Begin DATA PROVIDED

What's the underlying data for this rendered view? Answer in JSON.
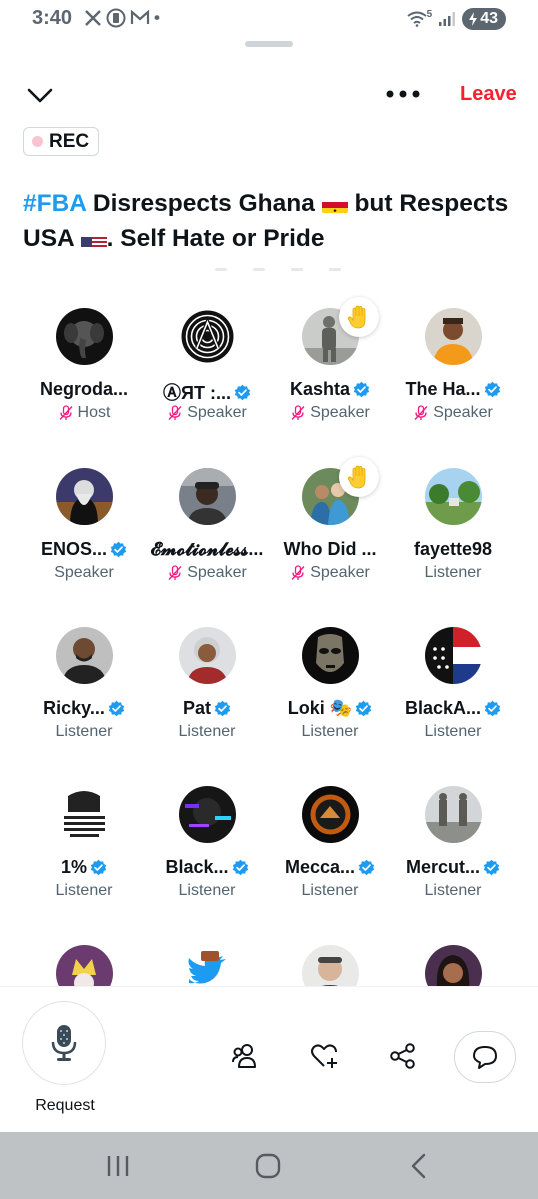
{
  "status": {
    "time": "3:40",
    "left_icons": [
      "x-logo-icon",
      "sim-icon",
      "gmail-icon",
      "dot-icon"
    ],
    "network": "5",
    "battery": "43"
  },
  "header": {
    "leave_label": "Leave",
    "rec_label": "REC"
  },
  "space": {
    "title_hashtag": "#FBA",
    "title_part1": " Disrespects Ghana ",
    "title_part2": " but Respects USA ",
    "title_part3": ".  Self Hate or Pride"
  },
  "participants": [
    {
      "name": "Negroda...",
      "role": "Host",
      "verified": false,
      "muted": true,
      "hand": false,
      "avatar": "elephant"
    },
    {
      "name": "ⒶЯT :...",
      "role": "Speaker",
      "verified": true,
      "muted": true,
      "hand": false,
      "avatar": "maze"
    },
    {
      "name": "Kashta",
      "role": "Speaker",
      "verified": true,
      "muted": true,
      "hand": true,
      "avatar": "statue"
    },
    {
      "name": "The Ha...",
      "role": "Speaker",
      "verified": true,
      "muted": true,
      "hand": false,
      "avatar": "orange-shirt"
    },
    {
      "name": "ENOS...",
      "role": "Speaker",
      "verified": true,
      "muted": false,
      "hand": false,
      "avatar": "bearded"
    },
    {
      "name": "𝓔𝓶𝓸𝓽𝓲𝓸𝓷𝓵𝓮𝓼𝓼...",
      "role": "Speaker",
      "verified": false,
      "muted": true,
      "hand": false,
      "avatar": "man-car"
    },
    {
      "name": "Who Did ...",
      "role": "Speaker",
      "verified": false,
      "muted": true,
      "hand": true,
      "avatar": "group"
    },
    {
      "name": "fayette98",
      "role": "Listener",
      "verified": false,
      "muted": false,
      "hand": false,
      "avatar": "park"
    },
    {
      "name": "Ricky...",
      "role": "Listener",
      "verified": true,
      "muted": false,
      "hand": false,
      "avatar": "bald-man"
    },
    {
      "name": "Pat",
      "role": "Listener",
      "verified": true,
      "muted": false,
      "hand": false,
      "avatar": "woman-gray"
    },
    {
      "name": "Loki 🎭",
      "role": "Listener",
      "verified": true,
      "muted": false,
      "hand": false,
      "avatar": "mask"
    },
    {
      "name": "BlackA...",
      "role": "Listener",
      "verified": true,
      "muted": false,
      "hand": false,
      "avatar": "flag"
    },
    {
      "name": "1%",
      "role": "Listener",
      "verified": true,
      "muted": false,
      "hand": false,
      "avatar": "poster"
    },
    {
      "name": "Black...",
      "role": "Listener",
      "verified": true,
      "muted": false,
      "hand": false,
      "avatar": "glitch"
    },
    {
      "name": "Mecca...",
      "role": "Listener",
      "verified": true,
      "muted": false,
      "hand": false,
      "avatar": "emblem"
    },
    {
      "name": "Mercut...",
      "role": "Listener",
      "verified": true,
      "muted": false,
      "hand": false,
      "avatar": "statue2"
    },
    {
      "name": "",
      "role": "",
      "verified": false,
      "muted": false,
      "hand": false,
      "avatar": "cartoon"
    },
    {
      "name": "",
      "role": "",
      "verified": false,
      "muted": false,
      "hand": false,
      "avatar": "twitter-bird"
    },
    {
      "name": "",
      "role": "",
      "verified": false,
      "muted": false,
      "hand": false,
      "avatar": "man-light"
    },
    {
      "name": "",
      "role": "",
      "verified": false,
      "muted": false,
      "hand": false,
      "avatar": "woman-dark"
    }
  ],
  "bottom": {
    "request_label": "Request",
    "actions": [
      "people-icon",
      "heart-plus-icon",
      "share-icon",
      "chat-icon"
    ]
  },
  "colors": {
    "accent": "#1d9bf0",
    "leave": "#f4212e",
    "muted_mic": "#f91880",
    "secondary_text": "#536471"
  }
}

End DATA PROVIDED

**WHAT THE TASK REQUIRES**
Copy out the whole listing exactly, and don't carry over any pictures.

**OUTPUT**
What's the underlying data for this rendered view? Answer in JSON.
{
  "status": {
    "time": "3:40",
    "left_icons": [
      "x-logo-icon",
      "sim-icon",
      "gmail-icon",
      "dot-icon"
    ],
    "network": "5",
    "battery": "43"
  },
  "header": {
    "leave_label": "Leave",
    "rec_label": "REC"
  },
  "space": {
    "title_hashtag": "#FBA",
    "title_part1": " Disrespects Ghana ",
    "title_part2": " but Respects USA ",
    "title_part3": ".  Self Hate or Pride"
  },
  "participants": [
    {
      "name": "Negroda...",
      "role": "Host",
      "verified": false,
      "muted": true,
      "hand": false,
      "avatar": "elephant"
    },
    {
      "name": "ⒶЯT :...",
      "role": "Speaker",
      "verified": true,
      "muted": true,
      "hand": false,
      "avatar": "maze"
    },
    {
      "name": "Kashta",
      "role": "Speaker",
      "verified": true,
      "muted": true,
      "hand": true,
      "avatar": "statue"
    },
    {
      "name": "The Ha...",
      "role": "Speaker",
      "verified": true,
      "muted": true,
      "hand": false,
      "avatar": "orange-shirt"
    },
    {
      "name": "ENOS...",
      "role": "Speaker",
      "verified": true,
      "muted": false,
      "hand": false,
      "avatar": "bearded"
    },
    {
      "name": "𝓔𝓶𝓸𝓽𝓲𝓸𝓷𝓵𝓮𝓼𝓼...",
      "role": "Speaker",
      "verified": false,
      "muted": true,
      "hand": false,
      "avatar": "man-car"
    },
    {
      "name": "Who Did ...",
      "role": "Speaker",
      "verified": false,
      "muted": true,
      "hand": true,
      "avatar": "group"
    },
    {
      "name": "fayette98",
      "role": "Listener",
      "verified": false,
      "muted": false,
      "hand": false,
      "avatar": "park"
    },
    {
      "name": "Ricky...",
      "role": "Listener",
      "verified": true,
      "muted": false,
      "hand": false,
      "avatar": "bald-man"
    },
    {
      "name": "Pat",
      "role": "Listener",
      "verified": true,
      "muted": false,
      "hand": false,
      "avatar": "woman-gray"
    },
    {
      "name": "Loki 🎭",
      "role": "Listener",
      "verified": true,
      "muted": false,
      "hand": false,
      "avatar": "mask"
    },
    {
      "name": "BlackA...",
      "role": "Listener",
      "verified": true,
      "muted": false,
      "hand": false,
      "avatar": "flag"
    },
    {
      "name": "1%",
      "role": "Listener",
      "verified": true,
      "muted": false,
      "hand": false,
      "avatar": "poster"
    },
    {
      "name": "Black...",
      "role": "Listener",
      "verified": true,
      "muted": false,
      "hand": false,
      "avatar": "glitch"
    },
    {
      "name": "Mecca...",
      "role": "Listener",
      "verified": true,
      "muted": false,
      "hand": false,
      "avatar": "emblem"
    },
    {
      "name": "Mercut...",
      "role": "Listener",
      "verified": true,
      "muted": false,
      "hand": false,
      "avatar": "statue2"
    },
    {
      "name": "",
      "role": "",
      "verified": false,
      "muted": false,
      "hand": false,
      "avatar": "cartoon"
    },
    {
      "name": "",
      "role": "",
      "verified": false,
      "muted": false,
      "hand": false,
      "avatar": "twitter-bird"
    },
    {
      "name": "",
      "role": "",
      "verified": false,
      "muted": false,
      "hand": false,
      "avatar": "man-light"
    },
    {
      "name": "",
      "role": "",
      "verified": false,
      "muted": false,
      "hand": false,
      "avatar": "woman-dark"
    }
  ],
  "bottom": {
    "request_label": "Request",
    "actions": [
      "people-icon",
      "heart-plus-icon",
      "share-icon",
      "chat-icon"
    ]
  },
  "colors": {
    "accent": "#1d9bf0",
    "leave": "#f4212e",
    "muted_mic": "#f91880",
    "secondary_text": "#536471"
  }
}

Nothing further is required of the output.